» **Collection entries**:
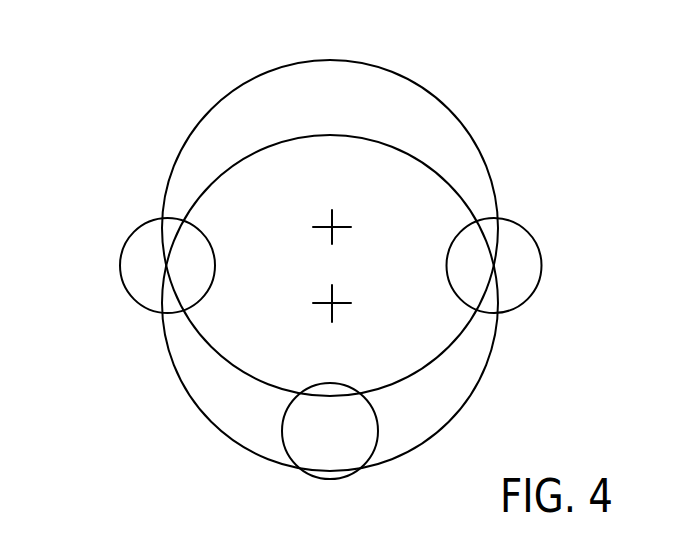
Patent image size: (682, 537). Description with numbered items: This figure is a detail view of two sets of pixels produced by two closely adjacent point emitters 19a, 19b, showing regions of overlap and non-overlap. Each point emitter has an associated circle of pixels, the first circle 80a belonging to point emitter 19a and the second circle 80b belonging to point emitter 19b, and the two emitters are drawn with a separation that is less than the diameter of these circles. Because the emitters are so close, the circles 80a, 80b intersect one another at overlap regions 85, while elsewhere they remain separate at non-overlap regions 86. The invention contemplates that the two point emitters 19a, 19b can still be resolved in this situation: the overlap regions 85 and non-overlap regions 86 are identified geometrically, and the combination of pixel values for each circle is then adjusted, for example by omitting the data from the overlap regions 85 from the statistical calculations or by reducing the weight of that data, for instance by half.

The circle 80a is at (330, 59).
The circle 80b is at (212, 183).
The overlap regions 85 is at (120, 264).
The non-overlap regions 86 is at (330, 479).
The point emitter 19a is at (334, 226).
The point emitter 19b is at (335, 306).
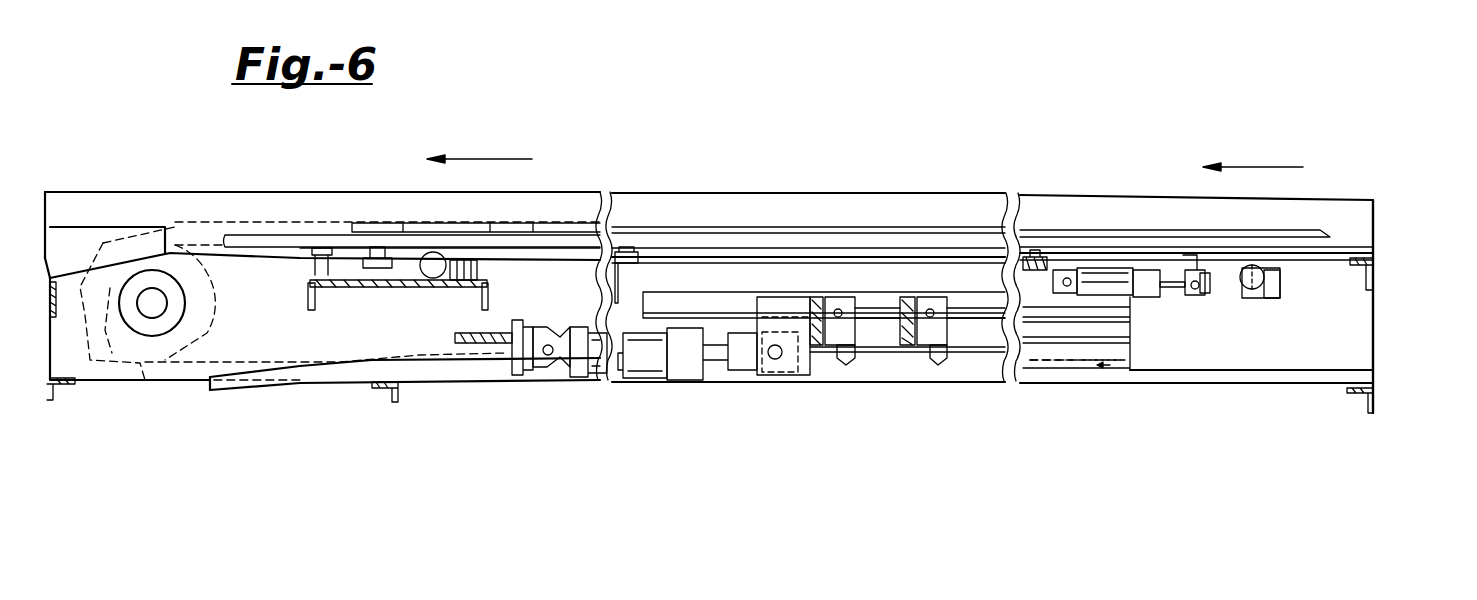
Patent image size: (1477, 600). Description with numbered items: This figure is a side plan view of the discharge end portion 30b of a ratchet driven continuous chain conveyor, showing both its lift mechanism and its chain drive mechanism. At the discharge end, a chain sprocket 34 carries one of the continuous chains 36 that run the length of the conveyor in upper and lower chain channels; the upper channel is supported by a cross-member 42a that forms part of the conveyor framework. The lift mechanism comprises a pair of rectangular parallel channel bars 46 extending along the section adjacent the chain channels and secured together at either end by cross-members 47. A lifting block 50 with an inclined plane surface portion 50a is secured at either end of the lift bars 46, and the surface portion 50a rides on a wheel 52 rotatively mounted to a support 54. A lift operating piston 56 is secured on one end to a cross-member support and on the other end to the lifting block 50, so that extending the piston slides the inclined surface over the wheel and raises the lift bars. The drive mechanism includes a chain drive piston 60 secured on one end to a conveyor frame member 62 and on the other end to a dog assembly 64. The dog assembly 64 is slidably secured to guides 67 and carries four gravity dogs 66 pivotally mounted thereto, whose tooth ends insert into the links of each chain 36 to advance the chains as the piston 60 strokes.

The discharge end portion 30b is at (728, 174).
The continuous chain 36 is at (207, 227).
The chain sprocket 34 is at (203, 332).
The cross-member 47 is at (381, 255).
The conveyor frame member 62 is at (490, 370).
The chain drive piston 60 is at (645, 372).
The guide 67 is at (653, 303).
The dog assembly 64 is at (795, 297).
The gravity dog 66 is at (840, 370).
The cross-member 42a is at (1053, 268).
The lift operating piston 56 is at (1143, 297).
The lifting block 50 is at (1220, 267).
The inclined plane surface portion 50a is at (1255, 268).
The wheel 52 is at (1280, 273).
The support 54 is at (1272, 297).
The channel bar 46 is at (1371, 250).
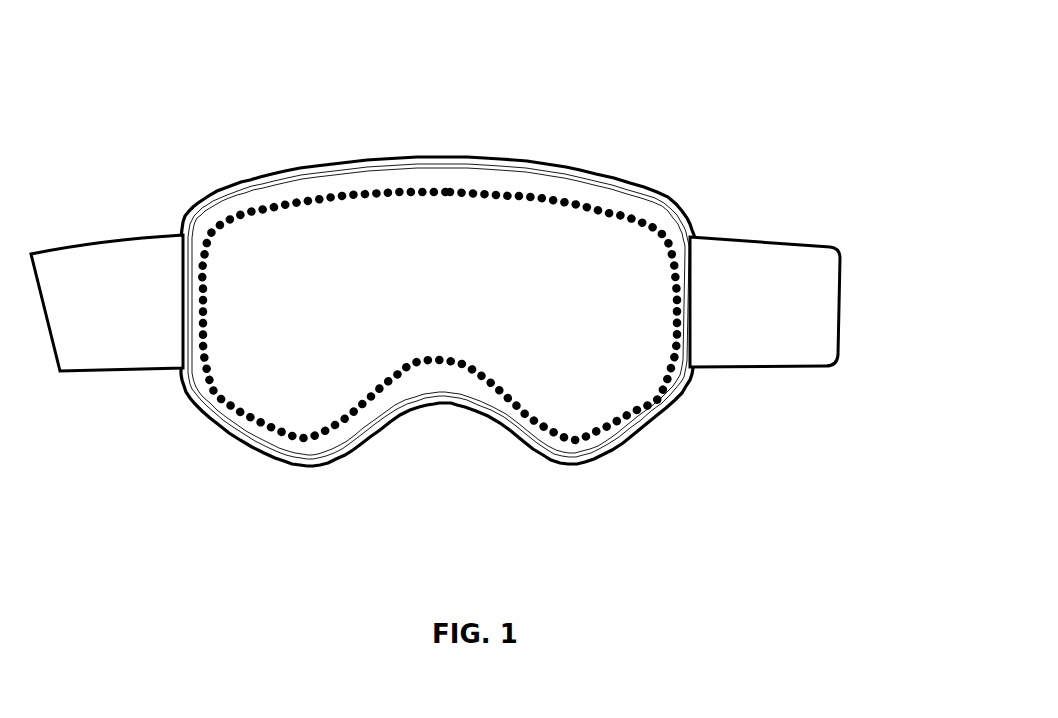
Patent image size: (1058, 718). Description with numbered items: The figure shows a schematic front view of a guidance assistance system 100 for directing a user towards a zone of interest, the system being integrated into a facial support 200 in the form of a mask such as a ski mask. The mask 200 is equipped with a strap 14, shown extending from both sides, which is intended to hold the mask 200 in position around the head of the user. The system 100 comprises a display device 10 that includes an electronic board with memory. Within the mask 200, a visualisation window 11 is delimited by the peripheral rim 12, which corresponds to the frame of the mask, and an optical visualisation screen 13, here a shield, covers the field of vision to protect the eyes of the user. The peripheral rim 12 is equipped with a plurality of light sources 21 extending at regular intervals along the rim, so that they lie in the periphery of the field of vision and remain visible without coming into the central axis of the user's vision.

The facial support 200 is at (488, 275).
The guidance assistance system 100 is at (447, 284).
The display device 10 is at (433, 405).
The visualisation window 11 is at (440, 293).
The peripheral rim 12 is at (259, 195).
The optical visualisation screen 13 is at (262, 368).
The strap 14 is at (820, 308).
The light sources 21 is at (385, 181).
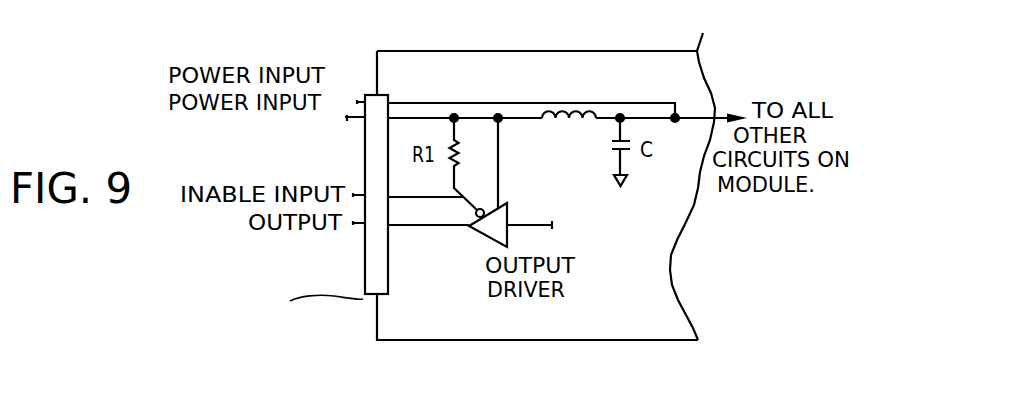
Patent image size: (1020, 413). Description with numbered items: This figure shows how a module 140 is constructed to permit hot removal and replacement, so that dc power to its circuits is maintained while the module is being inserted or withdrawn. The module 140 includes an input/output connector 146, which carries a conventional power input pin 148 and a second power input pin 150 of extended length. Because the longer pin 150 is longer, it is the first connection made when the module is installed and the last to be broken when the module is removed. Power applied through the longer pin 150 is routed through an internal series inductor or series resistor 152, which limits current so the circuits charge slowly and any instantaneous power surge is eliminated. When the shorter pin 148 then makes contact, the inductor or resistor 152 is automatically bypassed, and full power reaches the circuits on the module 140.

The module 140 is at (457, 51).
The input/output (I/O) connector 146 is at (382, 101).
The conventional power input pin 148 is at (358, 100).
The second power input pin of extended length 150 is at (352, 121).
The internal series inductor or series resistor 152 is at (589, 116).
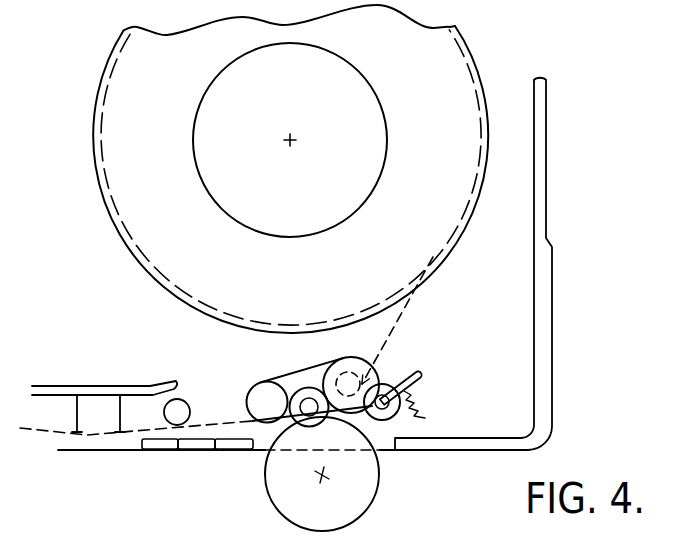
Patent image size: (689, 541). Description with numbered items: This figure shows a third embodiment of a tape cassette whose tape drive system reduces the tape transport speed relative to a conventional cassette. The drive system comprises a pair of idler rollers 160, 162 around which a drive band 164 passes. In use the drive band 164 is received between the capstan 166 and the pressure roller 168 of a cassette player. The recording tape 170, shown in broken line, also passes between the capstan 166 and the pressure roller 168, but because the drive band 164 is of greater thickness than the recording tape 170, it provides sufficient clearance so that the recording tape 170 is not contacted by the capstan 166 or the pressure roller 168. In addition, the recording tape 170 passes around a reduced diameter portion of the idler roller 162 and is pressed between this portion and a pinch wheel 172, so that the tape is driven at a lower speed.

The idler roller 160 is at (272, 410).
The idler roller 162 is at (356, 361).
The drive band 164 is at (303, 370).
The capstan 166 is at (261, 378).
The pressure roller 168 is at (378, 489).
The recording tape 170 is at (410, 325).
The pinch wheel 172 is at (397, 413).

» **TASK REQUIREMENTS**:
Could you return every one of the lines above word for word, leaving the pictures out?

» **RESPONSE BELOW**:
Patent image size: (682, 537). Description with numbered items: This figure is a detail view of two sets of pixels produced by two closely adjacent point emitters 19a, 19b, showing regions of overlap and non-overlap. Each point emitter has an associated circle of pixels, the first circle 80a belonging to point emitter 19a and the second circle 80b belonging to point emitter 19b, and the two emitters are drawn with a separation that is less than the diameter of these circles. Because the emitters are so close, the circles 80a, 80b intersect one another at overlap regions 85, while elsewhere they remain separate at non-overlap regions 86. The invention contemplates that the two point emitters 19a, 19b can still be resolved in this situation: the overlap regions 85 and non-overlap regions 86 are identified geometrically, and the combination of pixel values for each circle is then adjusted, for example by omitting the data from the overlap regions 85 from the statistical calculations or by reducing the weight of that data, for instance by half.

The circle 80a is at (330, 59).
The circle 80b is at (212, 183).
The overlap regions 85 is at (120, 264).
The non-overlap regions 86 is at (330, 479).
The point emitter 19a is at (334, 226).
The point emitter 19b is at (335, 306).
Patent image size: (1477, 600). Description with numbered items: This figure is a side plan view of the discharge end portion 30b of a ratchet driven continuous chain conveyor, showing both its lift mechanism and its chain drive mechanism. At the discharge end, a chain sprocket 34 carries one of the continuous chains 36 that run the length of the conveyor in upper and lower chain channels; the upper channel is supported by a cross-member 42a that forms part of the conveyor framework. The lift mechanism comprises a pair of rectangular parallel channel bars 46 extending along the section adjacent the chain channels and secured together at either end by cross-members 47. A lifting block 50 with an inclined plane surface portion 50a is secured at either end of the lift bars 46, and the surface portion 50a rides on a wheel 52 rotatively mounted to a support 54. A lift operating piston 56 is secured on one end to a cross-member support and on the other end to the lifting block 50, so that extending the piston slides the inclined surface over the wheel and raises the lift bars. The drive mechanism includes a chain drive piston 60 secured on one end to a conveyor frame member 62 and on the other end to a dog assembly 64. The dog assembly 64 is slidably secured to guides 67 and carries four gravity dogs 66 pivotally mounted thereto, whose tooth ends insert into the links of each chain 36 to advance the chains as the piston 60 strokes.

The discharge end portion 30b is at (728, 174).
The continuous chain 36 is at (207, 227).
The chain sprocket 34 is at (203, 332).
The cross-member 47 is at (381, 255).
The conveyor frame member 62 is at (490, 370).
The chain drive piston 60 is at (645, 372).
The guide 67 is at (653, 303).
The dog assembly 64 is at (795, 297).
The gravity dog 66 is at (840, 370).
The cross-member 42a is at (1053, 268).
The lift operating piston 56 is at (1143, 297).
The lifting block 50 is at (1220, 267).
The inclined plane surface portion 50a is at (1255, 268).
The wheel 52 is at (1280, 273).
The support 54 is at (1272, 297).
The channel bar 46 is at (1371, 250).
Patent image size: (1058, 718). Description with numbered items: The figure shows a schematic front view of a guidance assistance system 100 for directing a user towards a zone of interest, the system being integrated into a facial support 200 in the form of a mask such as a ski mask. The mask 200 is equipped with a strap 14, shown extending from both sides, which is intended to hold the mask 200 in position around the head of the user. The system 100 comprises a display device 10 that includes an electronic board with memory. Within the mask 200, a visualisation window 11 is delimited by the peripheral rim 12, which corresponds to the frame of the mask, and an optical visualisation screen 13, here a shield, covers the field of vision to protect the eyes of the user. The peripheral rim 12 is equipped with a plurality of light sources 21 extending at regular intervals along the rim, so that they lie in the periphery of the field of vision and remain visible without coming into the central axis of the user's vision.

The facial support 200 is at (488, 275).
The guidance assistance system 100 is at (447, 284).
The display device 10 is at (433, 405).
The visualisation window 11 is at (440, 293).
The peripheral rim 12 is at (259, 195).
The optical visualisation screen 13 is at (262, 368).
The strap 14 is at (820, 308).
The light sources 21 is at (385, 181).
Patent image size: (1020, 413). Description with numbered items: This figure shows how a module 140 is constructed to permit hot removal and replacement, so that dc power to its circuits is maintained while the module is being inserted or withdrawn. The module 140 includes an input/output connector 146, which carries a conventional power input pin 148 and a second power input pin 150 of extended length. Because the longer pin 150 is longer, it is the first connection made when the module is installed and the last to be broken when the module is removed. Power applied through the longer pin 150 is routed through an internal series inductor or series resistor 152, which limits current so the circuits charge slowly and any instantaneous power surge is eliminated. When the shorter pin 148 then makes contact, the inductor or resistor 152 is automatically bypassed, and full power reaches the circuits on the module 140.

The module 140 is at (457, 51).
The input/output (I/O) connector 146 is at (382, 101).
The conventional power input pin 148 is at (358, 100).
The second power input pin of extended length 150 is at (352, 121).
The internal series inductor or series resistor 152 is at (589, 116).
Patent image size: (689, 541). Description with numbered items: This figure shows a third embodiment of a tape cassette whose tape drive system reduces the tape transport speed relative to a conventional cassette. The drive system comprises a pair of idler rollers 160, 162 around which a drive band 164 passes. In use the drive band 164 is received between the capstan 166 and the pressure roller 168 of a cassette player. The recording tape 170, shown in broken line, also passes between the capstan 166 and the pressure roller 168, but because the drive band 164 is of greater thickness than the recording tape 170, it provides sufficient clearance so that the recording tape 170 is not contacted by the capstan 166 or the pressure roller 168. In addition, the recording tape 170 passes around a reduced diameter portion of the idler roller 162 and is pressed between this portion and a pinch wheel 172, so that the tape is driven at a lower speed.

The idler roller 160 is at (272, 410).
The idler roller 162 is at (356, 361).
The drive band 164 is at (303, 370).
The capstan 166 is at (261, 378).
The pressure roller 168 is at (378, 489).
The recording tape 170 is at (410, 325).
The pinch wheel 172 is at (397, 413).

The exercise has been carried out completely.